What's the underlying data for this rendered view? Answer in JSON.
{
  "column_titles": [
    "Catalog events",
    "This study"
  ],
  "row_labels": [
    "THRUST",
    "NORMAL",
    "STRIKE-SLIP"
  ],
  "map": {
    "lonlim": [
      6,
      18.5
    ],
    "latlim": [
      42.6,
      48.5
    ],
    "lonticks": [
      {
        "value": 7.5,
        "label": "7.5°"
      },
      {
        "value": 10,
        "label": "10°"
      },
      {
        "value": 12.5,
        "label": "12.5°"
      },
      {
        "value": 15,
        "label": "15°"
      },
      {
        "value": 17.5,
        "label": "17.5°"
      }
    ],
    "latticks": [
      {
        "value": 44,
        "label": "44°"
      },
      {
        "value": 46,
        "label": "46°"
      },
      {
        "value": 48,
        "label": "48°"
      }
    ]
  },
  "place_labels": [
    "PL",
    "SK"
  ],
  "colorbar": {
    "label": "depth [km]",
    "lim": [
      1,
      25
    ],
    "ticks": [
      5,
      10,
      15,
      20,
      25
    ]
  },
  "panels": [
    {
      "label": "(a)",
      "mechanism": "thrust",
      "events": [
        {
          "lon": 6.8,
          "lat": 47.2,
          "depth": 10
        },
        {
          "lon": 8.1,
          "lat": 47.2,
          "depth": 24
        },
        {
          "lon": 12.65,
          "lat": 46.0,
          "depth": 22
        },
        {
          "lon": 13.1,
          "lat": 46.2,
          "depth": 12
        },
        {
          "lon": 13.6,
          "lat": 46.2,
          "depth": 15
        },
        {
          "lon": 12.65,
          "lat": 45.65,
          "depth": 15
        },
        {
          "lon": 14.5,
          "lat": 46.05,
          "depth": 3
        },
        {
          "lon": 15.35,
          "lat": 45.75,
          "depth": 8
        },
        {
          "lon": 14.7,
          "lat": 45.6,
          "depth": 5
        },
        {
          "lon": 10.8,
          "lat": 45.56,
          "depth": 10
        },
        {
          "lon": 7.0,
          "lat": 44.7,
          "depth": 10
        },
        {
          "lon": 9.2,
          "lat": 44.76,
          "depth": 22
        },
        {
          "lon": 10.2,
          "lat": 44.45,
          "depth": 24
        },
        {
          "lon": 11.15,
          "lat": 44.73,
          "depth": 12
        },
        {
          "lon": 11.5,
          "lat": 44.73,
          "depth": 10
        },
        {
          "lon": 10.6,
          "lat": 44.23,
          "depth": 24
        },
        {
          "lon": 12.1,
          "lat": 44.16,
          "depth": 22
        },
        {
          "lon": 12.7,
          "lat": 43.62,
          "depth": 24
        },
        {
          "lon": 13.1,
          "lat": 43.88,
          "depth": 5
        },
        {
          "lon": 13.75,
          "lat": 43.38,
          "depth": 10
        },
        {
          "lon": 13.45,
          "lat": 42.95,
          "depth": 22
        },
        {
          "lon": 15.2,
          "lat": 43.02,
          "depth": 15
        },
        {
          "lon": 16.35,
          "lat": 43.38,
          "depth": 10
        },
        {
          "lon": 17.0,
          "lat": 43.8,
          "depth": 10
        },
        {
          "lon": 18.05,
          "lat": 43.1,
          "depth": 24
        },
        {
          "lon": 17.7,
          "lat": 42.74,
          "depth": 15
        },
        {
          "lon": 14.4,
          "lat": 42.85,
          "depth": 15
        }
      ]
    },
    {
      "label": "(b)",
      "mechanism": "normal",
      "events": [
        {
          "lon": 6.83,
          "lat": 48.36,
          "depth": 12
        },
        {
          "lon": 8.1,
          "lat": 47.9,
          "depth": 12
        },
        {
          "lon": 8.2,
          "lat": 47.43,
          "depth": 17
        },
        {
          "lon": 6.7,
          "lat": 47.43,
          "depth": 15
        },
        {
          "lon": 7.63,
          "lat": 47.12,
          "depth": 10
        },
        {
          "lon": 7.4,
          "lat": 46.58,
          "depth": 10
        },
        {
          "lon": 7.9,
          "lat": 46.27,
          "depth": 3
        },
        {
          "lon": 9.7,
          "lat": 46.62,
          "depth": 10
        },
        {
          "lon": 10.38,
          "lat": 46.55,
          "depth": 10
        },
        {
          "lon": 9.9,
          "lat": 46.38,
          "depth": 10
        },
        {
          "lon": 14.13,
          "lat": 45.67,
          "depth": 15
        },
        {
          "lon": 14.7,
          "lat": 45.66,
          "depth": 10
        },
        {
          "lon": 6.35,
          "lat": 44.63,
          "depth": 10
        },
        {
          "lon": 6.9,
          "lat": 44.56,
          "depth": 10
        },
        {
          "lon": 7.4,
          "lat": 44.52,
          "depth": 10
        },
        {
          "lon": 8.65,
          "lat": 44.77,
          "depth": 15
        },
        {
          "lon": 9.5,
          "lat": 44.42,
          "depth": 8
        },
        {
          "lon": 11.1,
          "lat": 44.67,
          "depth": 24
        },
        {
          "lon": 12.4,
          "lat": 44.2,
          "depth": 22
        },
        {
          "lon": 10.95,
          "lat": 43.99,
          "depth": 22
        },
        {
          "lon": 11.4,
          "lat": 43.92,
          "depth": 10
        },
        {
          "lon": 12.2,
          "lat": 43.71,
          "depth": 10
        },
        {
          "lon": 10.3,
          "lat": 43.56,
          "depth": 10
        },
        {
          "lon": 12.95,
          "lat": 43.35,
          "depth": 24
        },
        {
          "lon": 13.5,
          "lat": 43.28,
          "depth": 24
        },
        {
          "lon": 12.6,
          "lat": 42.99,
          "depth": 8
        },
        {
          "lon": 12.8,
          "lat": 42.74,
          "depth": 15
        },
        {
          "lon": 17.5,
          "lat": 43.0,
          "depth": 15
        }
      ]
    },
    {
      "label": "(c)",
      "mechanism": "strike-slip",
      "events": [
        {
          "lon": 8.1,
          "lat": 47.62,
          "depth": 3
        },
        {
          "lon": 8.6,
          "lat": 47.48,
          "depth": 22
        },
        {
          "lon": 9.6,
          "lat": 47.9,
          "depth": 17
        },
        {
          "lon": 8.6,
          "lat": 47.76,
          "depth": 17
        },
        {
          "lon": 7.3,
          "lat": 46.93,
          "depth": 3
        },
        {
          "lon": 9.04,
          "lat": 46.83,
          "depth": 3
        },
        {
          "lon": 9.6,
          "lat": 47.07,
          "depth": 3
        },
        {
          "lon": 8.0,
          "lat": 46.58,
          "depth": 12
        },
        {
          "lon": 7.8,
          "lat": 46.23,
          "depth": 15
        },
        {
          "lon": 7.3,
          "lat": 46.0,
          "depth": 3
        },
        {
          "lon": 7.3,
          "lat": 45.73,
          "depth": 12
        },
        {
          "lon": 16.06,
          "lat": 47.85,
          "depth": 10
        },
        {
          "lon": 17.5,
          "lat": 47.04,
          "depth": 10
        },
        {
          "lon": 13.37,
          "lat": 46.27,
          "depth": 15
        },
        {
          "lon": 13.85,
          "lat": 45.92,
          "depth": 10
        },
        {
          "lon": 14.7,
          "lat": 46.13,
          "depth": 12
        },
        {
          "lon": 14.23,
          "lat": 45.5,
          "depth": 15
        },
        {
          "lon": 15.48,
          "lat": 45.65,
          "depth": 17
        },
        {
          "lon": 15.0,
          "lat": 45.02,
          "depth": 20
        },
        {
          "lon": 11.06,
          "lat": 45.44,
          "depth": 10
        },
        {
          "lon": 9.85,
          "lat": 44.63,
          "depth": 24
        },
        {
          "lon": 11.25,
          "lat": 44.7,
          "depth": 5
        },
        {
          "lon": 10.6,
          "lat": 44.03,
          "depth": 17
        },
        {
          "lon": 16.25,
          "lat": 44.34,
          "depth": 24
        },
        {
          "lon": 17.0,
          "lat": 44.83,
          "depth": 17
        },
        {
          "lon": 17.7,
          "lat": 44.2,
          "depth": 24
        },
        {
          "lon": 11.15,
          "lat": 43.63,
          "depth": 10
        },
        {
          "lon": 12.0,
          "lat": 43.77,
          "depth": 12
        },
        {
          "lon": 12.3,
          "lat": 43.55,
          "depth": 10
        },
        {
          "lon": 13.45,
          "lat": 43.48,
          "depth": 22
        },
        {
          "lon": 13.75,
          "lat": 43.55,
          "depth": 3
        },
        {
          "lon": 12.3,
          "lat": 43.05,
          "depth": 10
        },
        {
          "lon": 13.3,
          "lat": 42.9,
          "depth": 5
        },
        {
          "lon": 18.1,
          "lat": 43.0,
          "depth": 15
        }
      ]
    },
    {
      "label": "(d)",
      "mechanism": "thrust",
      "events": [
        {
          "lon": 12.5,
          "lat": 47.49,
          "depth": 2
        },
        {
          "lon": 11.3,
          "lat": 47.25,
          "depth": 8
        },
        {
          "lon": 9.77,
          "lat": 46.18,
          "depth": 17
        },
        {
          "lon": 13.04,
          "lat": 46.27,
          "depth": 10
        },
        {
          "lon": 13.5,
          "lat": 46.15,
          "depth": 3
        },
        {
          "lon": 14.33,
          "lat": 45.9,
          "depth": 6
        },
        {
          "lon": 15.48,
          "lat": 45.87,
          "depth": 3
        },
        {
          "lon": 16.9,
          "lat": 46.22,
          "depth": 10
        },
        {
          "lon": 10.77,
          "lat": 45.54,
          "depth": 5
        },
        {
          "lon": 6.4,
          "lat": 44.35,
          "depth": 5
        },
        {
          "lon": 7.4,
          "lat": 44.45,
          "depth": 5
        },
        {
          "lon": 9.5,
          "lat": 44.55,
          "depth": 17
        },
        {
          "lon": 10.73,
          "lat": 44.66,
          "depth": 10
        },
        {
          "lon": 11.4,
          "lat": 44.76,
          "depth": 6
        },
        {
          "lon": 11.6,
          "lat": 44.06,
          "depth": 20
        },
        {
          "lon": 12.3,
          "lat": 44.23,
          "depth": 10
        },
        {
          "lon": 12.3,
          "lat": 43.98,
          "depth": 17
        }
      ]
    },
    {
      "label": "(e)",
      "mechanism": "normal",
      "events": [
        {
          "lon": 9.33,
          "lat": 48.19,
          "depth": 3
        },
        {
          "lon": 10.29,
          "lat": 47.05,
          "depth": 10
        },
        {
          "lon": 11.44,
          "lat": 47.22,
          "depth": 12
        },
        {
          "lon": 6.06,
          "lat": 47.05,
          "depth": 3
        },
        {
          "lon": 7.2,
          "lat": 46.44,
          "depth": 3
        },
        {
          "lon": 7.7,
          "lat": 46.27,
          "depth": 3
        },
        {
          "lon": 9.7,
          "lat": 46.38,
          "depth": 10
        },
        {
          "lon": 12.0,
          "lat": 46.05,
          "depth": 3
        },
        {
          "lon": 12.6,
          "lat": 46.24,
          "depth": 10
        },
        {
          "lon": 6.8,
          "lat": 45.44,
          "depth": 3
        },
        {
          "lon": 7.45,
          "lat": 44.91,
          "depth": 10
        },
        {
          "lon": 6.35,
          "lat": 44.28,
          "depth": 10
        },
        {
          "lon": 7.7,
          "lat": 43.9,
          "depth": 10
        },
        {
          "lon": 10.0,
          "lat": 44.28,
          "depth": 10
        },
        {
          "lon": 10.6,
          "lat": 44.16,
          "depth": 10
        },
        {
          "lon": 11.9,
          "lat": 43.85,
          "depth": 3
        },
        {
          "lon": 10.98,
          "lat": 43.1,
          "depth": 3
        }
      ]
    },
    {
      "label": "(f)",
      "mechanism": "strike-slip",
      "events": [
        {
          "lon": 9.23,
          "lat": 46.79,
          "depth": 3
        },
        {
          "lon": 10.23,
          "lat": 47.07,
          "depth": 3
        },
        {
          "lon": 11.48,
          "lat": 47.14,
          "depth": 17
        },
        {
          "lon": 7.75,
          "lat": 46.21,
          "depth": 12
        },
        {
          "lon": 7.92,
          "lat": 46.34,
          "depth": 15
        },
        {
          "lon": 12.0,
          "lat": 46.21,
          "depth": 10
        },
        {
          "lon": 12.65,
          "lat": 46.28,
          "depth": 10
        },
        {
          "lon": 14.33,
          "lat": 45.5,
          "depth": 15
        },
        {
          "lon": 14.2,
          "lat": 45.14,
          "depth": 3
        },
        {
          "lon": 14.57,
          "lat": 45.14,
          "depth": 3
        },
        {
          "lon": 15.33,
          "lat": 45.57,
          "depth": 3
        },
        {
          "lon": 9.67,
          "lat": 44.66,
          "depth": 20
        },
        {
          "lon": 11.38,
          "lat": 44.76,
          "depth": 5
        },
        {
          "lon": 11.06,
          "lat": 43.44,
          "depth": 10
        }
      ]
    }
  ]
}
##########
EXERCISE INSTRUCTIONS - Select and copy every line of the listing with the word "value".

THE REPLY -
        "value": 7.5,
        "value": 10,
        "value": 12.5,
        "value": 15,
        "value": 17.5,
        "value": 44,
        "value": 46,
        "value": 48,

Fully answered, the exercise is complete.